Can you output the material exactly as written, minus any pictures it holds?

(Collected data)
** Begin **

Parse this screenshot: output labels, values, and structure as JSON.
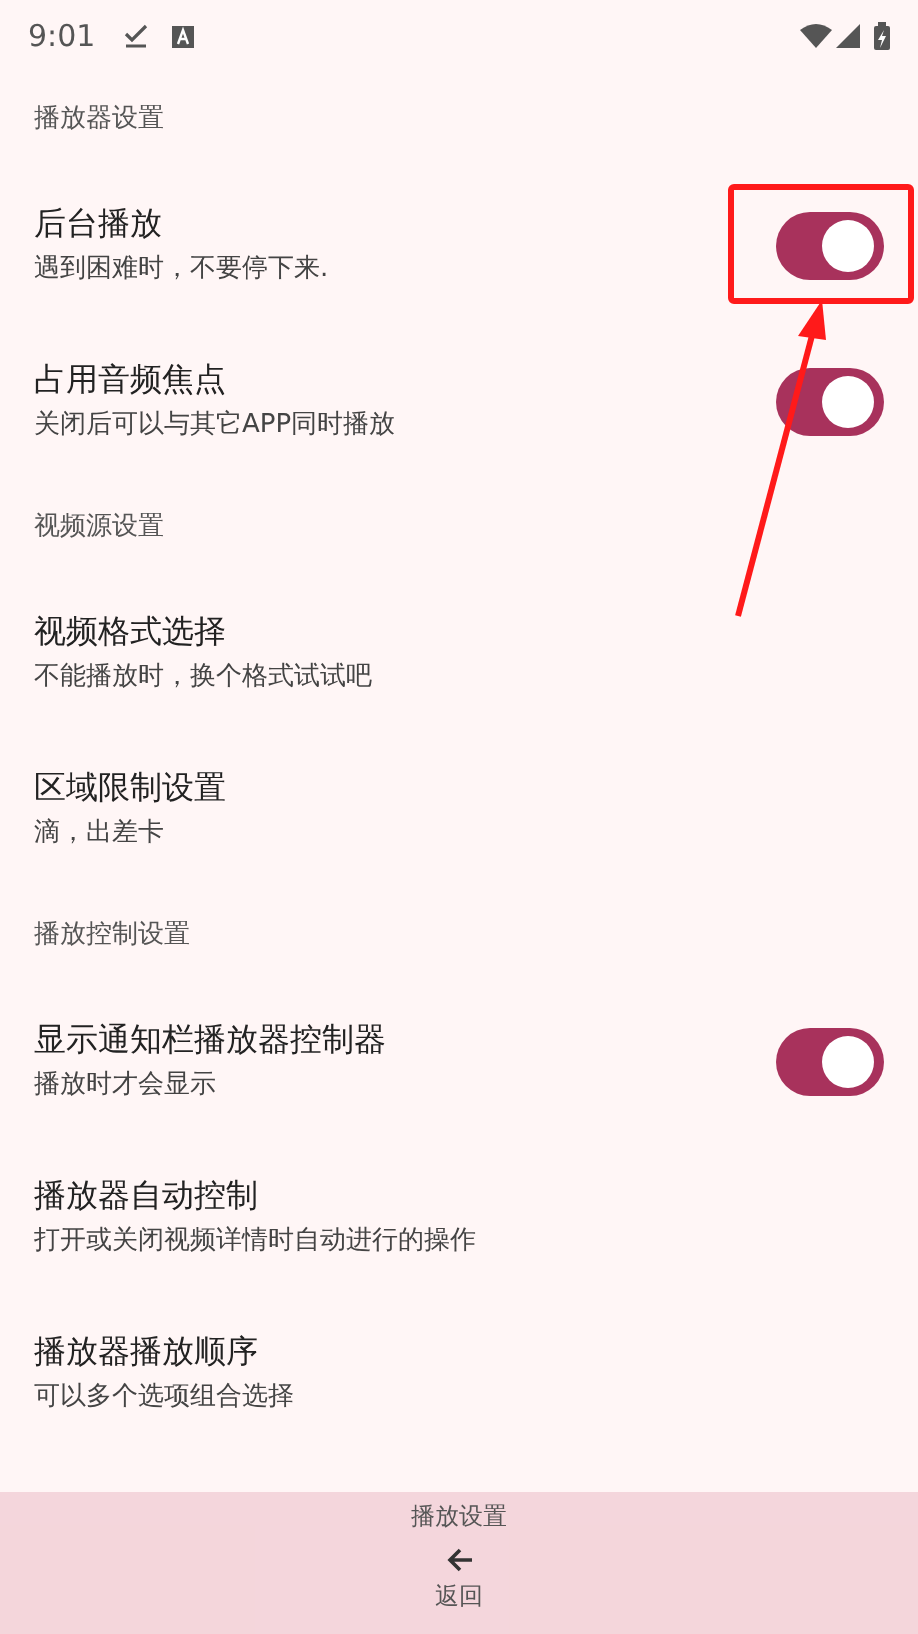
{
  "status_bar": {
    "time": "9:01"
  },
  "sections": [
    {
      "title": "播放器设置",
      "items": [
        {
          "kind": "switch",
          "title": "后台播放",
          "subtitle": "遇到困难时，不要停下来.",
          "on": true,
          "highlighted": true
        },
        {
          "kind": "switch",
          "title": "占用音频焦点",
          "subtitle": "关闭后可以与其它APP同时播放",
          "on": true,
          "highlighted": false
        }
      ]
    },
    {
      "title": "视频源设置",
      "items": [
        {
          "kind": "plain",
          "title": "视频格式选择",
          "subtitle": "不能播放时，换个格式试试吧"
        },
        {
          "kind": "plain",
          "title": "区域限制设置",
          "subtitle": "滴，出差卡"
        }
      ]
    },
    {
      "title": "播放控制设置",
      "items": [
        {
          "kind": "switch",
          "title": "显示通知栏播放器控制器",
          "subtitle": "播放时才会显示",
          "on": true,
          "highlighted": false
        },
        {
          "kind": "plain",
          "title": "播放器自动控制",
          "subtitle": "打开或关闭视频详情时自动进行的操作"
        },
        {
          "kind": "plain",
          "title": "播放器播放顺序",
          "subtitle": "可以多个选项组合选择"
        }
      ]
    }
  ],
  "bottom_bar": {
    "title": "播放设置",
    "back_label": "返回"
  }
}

** End **

Exercise output
Parse this screenshot: output labels, values, and structure as JSON.
{
  "status_bar": {
    "time": "9:01"
  },
  "sections": [
    {
      "title": "播放器设置",
      "items": [
        {
          "kind": "switch",
          "title": "后台播放",
          "subtitle": "遇到困难时，不要停下来.",
          "on": true,
          "highlighted": true
        },
        {
          "kind": "switch",
          "title": "占用音频焦点",
          "subtitle": "关闭后可以与其它APP同时播放",
          "on": true,
          "highlighted": false
        }
      ]
    },
    {
      "title": "视频源设置",
      "items": [
        {
          "kind": "plain",
          "title": "视频格式选择",
          "subtitle": "不能播放时，换个格式试试吧"
        },
        {
          "kind": "plain",
          "title": "区域限制设置",
          "subtitle": "滴，出差卡"
        }
      ]
    },
    {
      "title": "播放控制设置",
      "items": [
        {
          "kind": "switch",
          "title": "显示通知栏播放器控制器",
          "subtitle": "播放时才会显示",
          "on": true,
          "highlighted": false
        },
        {
          "kind": "plain",
          "title": "播放器自动控制",
          "subtitle": "打开或关闭视频详情时自动进行的操作"
        },
        {
          "kind": "plain",
          "title": "播放器播放顺序",
          "subtitle": "可以多个选项组合选择"
        }
      ]
    }
  ],
  "bottom_bar": {
    "title": "播放设置",
    "back_label": "返回"
  }
}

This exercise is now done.